* Provided material
•••
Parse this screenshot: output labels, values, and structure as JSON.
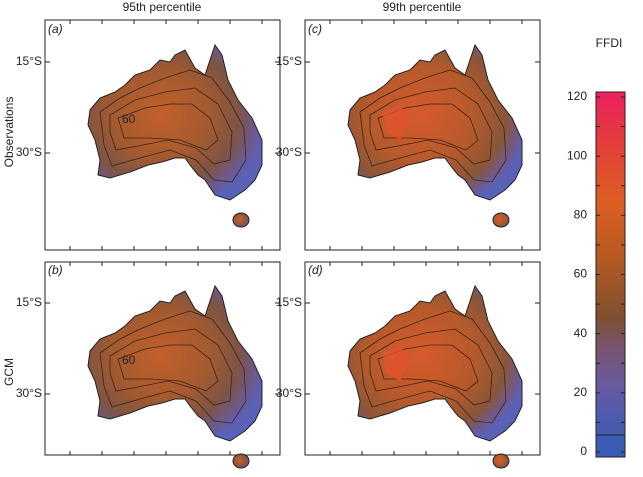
{
  "columns": [
    "95th percentile",
    "99th percentile"
  ],
  "rows": [
    "Observations",
    "GCM"
  ],
  "panels": [
    {
      "label": "(a)",
      "lat_labels": [
        "15°S",
        "30°S"
      ],
      "contour_label": "60"
    },
    {
      "label": "(c)",
      "lat_labels": [
        "15°S",
        "30°S"
      ]
    },
    {
      "label": "(b)",
      "lat_labels": [
        "15°S",
        "30°S"
      ],
      "contour_label": "60"
    },
    {
      "label": "(d)",
      "lat_labels": [
        "15°S",
        "30°S"
      ]
    }
  ],
  "colorbar": {
    "title": "FFDI",
    "lim": [
      0,
      120
    ],
    "ticks": [
      0,
      10,
      20,
      30,
      40,
      50,
      60,
      70,
      80,
      90,
      100,
      110,
      120
    ]
  }
}
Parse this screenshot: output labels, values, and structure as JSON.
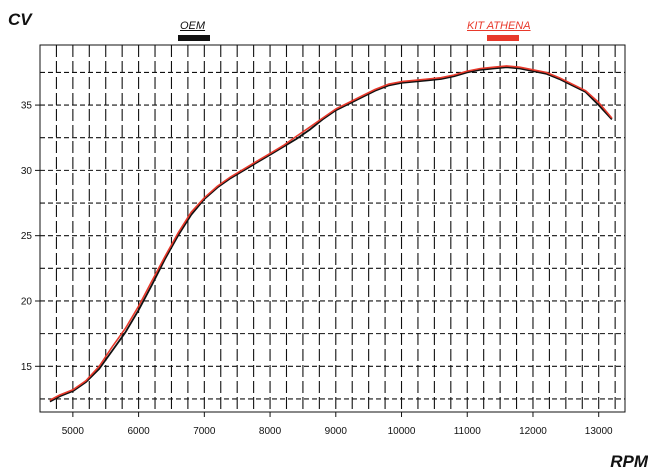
{
  "chart_data": {
    "type": "line",
    "ylabel": "CV",
    "xlabel": "RPM",
    "xlim": [
      4500,
      13400
    ],
    "ylim": [
      11.5,
      39.6
    ],
    "xticks": [
      5000,
      6000,
      7000,
      8000,
      9000,
      10000,
      11000,
      12000,
      13000
    ],
    "yticks": [
      15,
      20,
      25,
      30,
      35
    ],
    "grid": true,
    "legend_position": "top",
    "series": [
      {
        "name": "OEM",
        "color": "#111111",
        "x": [
          4650,
          4800,
          5000,
          5200,
          5400,
          5600,
          5800,
          6000,
          6200,
          6400,
          6600,
          6800,
          7000,
          7200,
          7400,
          7600,
          7800,
          8000,
          8200,
          8400,
          8600,
          8800,
          9000,
          9200,
          9400,
          9600,
          9800,
          10000,
          10200,
          10400,
          10600,
          10800,
          11000,
          11200,
          11400,
          11600,
          11800,
          12000,
          12200,
          12400,
          12600,
          12800,
          13000,
          13200
        ],
        "y": [
          12.3,
          12.7,
          13.1,
          13.8,
          14.8,
          16.2,
          17.6,
          19.3,
          21.2,
          23.2,
          25.0,
          26.6,
          27.8,
          28.7,
          29.4,
          30.0,
          30.6,
          31.2,
          31.8,
          32.4,
          33.1,
          33.9,
          34.6,
          35.1,
          35.6,
          36.1,
          36.5,
          36.7,
          36.8,
          36.9,
          37.0,
          37.2,
          37.5,
          37.7,
          37.8,
          37.9,
          37.8,
          37.6,
          37.4,
          37.0,
          36.5,
          36.0,
          35.0,
          33.9
        ]
      },
      {
        "name": "KIT ATHENA",
        "color": "#e8392b",
        "x": [
          4650,
          4800,
          5000,
          5200,
          5400,
          5600,
          5800,
          6000,
          6200,
          6400,
          6600,
          6800,
          7000,
          7200,
          7400,
          7600,
          7800,
          8000,
          8200,
          8400,
          8600,
          8800,
          9000,
          9200,
          9400,
          9600,
          9800,
          10000,
          10200,
          10400,
          10600,
          10800,
          11000,
          11200,
          11400,
          11600,
          11800,
          12000,
          12200,
          12400,
          12600,
          12800,
          13000,
          13200
        ],
        "y": [
          12.4,
          12.8,
          13.2,
          13.9,
          15.0,
          16.5,
          17.9,
          19.6,
          21.5,
          23.4,
          25.2,
          26.8,
          27.9,
          28.8,
          29.5,
          30.1,
          30.7,
          31.3,
          31.9,
          32.6,
          33.3,
          34.0,
          34.7,
          35.2,
          35.7,
          36.2,
          36.6,
          36.8,
          36.9,
          37.0,
          37.1,
          37.3,
          37.6,
          37.8,
          37.9,
          38.0,
          37.9,
          37.7,
          37.5,
          37.1,
          36.6,
          36.1,
          35.2,
          34.0
        ]
      }
    ]
  }
}
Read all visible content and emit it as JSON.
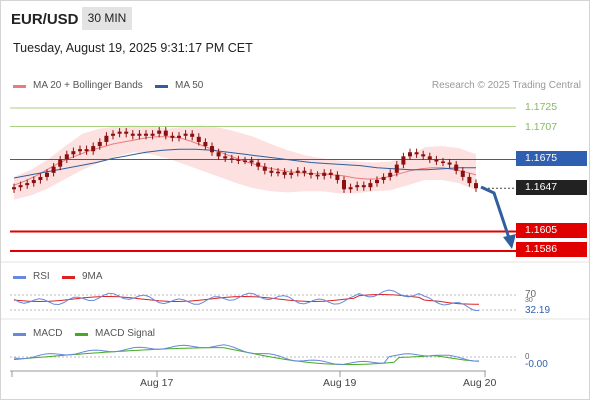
•••
* The problem
Reproduce all of the material above word for word. Omit the pictures.

* Expected output
Parse this screenshot: output labels, values, and structure as JSON.
{
  "columns": [
    "95th percentile",
    "99th percentile"
  ],
  "rows": [
    "Observations",
    "GCM"
  ],
  "panels": [
    {
      "label": "(a)",
      "lat_labels": [
        "15°S",
        "30°S"
      ],
      "contour_label": "60"
    },
    {
      "label": "(c)",
      "lat_labels": [
        "15°S",
        "30°S"
      ]
    },
    {
      "label": "(b)",
      "lat_labels": [
        "15°S",
        "30°S"
      ],
      "contour_label": "60"
    },
    {
      "label": "(d)",
      "lat_labels": [
        "15°S",
        "30°S"
      ]
    }
  ],
  "colorbar": {
    "title": "FFDI",
    "lim": [
      0,
      120
    ],
    "ticks": [
      0,
      10,
      20,
      30,
      40,
      50,
      60,
      70,
      80,
      90,
      100,
      110,
      120
    ]
  }
}
Parse this screenshot: output labels, values, and structure as JSON.
{
  "chart_data": {
    "type": "line",
    "ylabel": "CV",
    "xlabel": "RPM",
    "xlim": [
      4500,
      13400
    ],
    "ylim": [
      11.5,
      39.6
    ],
    "xticks": [
      5000,
      6000,
      7000,
      8000,
      9000,
      10000,
      11000,
      12000,
      13000
    ],
    "yticks": [
      15,
      20,
      25,
      30,
      35
    ],
    "grid": true,
    "legend_position": "top",
    "series": [
      {
        "name": "OEM",
        "color": "#111111",
        "x": [
          4650,
          4800,
          5000,
          5200,
          5400,
          5600,
          5800,
          6000,
          6200,
          6400,
          6600,
          6800,
          7000,
          7200,
          7400,
          7600,
          7800,
          8000,
          8200,
          8400,
          8600,
          8800,
          9000,
          9200,
          9400,
          9600,
          9800,
          10000,
          10200,
          10400,
          10600,
          10800,
          11000,
          11200,
          11400,
          11600,
          11800,
          12000,
          12200,
          12400,
          12600,
          12800,
          13000,
          13200
        ],
        "y": [
          12.3,
          12.7,
          13.1,
          13.8,
          14.8,
          16.2,
          17.6,
          19.3,
          21.2,
          23.2,
          25.0,
          26.6,
          27.8,
          28.7,
          29.4,
          30.0,
          30.6,
          31.2,
          31.8,
          32.4,
          33.1,
          33.9,
          34.6,
          35.1,
          35.6,
          36.1,
          36.5,
          36.7,
          36.8,
          36.9,
          37.0,
          37.2,
          37.5,
          37.7,
          37.8,
          37.9,
          37.8,
          37.6,
          37.4,
          37.0,
          36.5,
          36.0,
          35.0,
          33.9
        ]
      },
      {
        "name": "KIT ATHENA",
        "color": "#e8392b",
        "x": [
          4650,
          4800,
          5000,
          5200,
          5400,
          5600,
          5800,
          6000,
          6200,
          6400,
          6600,
          6800,
          7000,
          7200,
          7400,
          7600,
          7800,
          8000,
          8200,
          8400,
          8600,
          8800,
          9000,
          9200,
          9400,
          9600,
          9800,
          10000,
          10200,
          10400,
          10600,
          10800,
          11000,
          11200,
          11400,
          11600,
          11800,
          12000,
          12200,
          12400,
          12600,
          12800,
          13000,
          13200
        ],
        "y": [
          12.4,
          12.8,
          13.2,
          13.9,
          15.0,
          16.5,
          17.9,
          19.6,
          21.5,
          23.4,
          25.2,
          26.8,
          27.9,
          28.8,
          29.5,
          30.1,
          30.7,
          31.3,
          31.9,
          32.6,
          33.3,
          34.0,
          34.7,
          35.2,
          35.7,
          36.2,
          36.6,
          36.8,
          36.9,
          37.0,
          37.1,
          37.3,
          37.6,
          37.8,
          37.9,
          38.0,
          37.9,
          37.7,
          37.5,
          37.1,
          36.6,
          36.1,
          35.2,
          34.0
        ]
      }
    ]
  }
}
Read all visible content and emit it as JSON.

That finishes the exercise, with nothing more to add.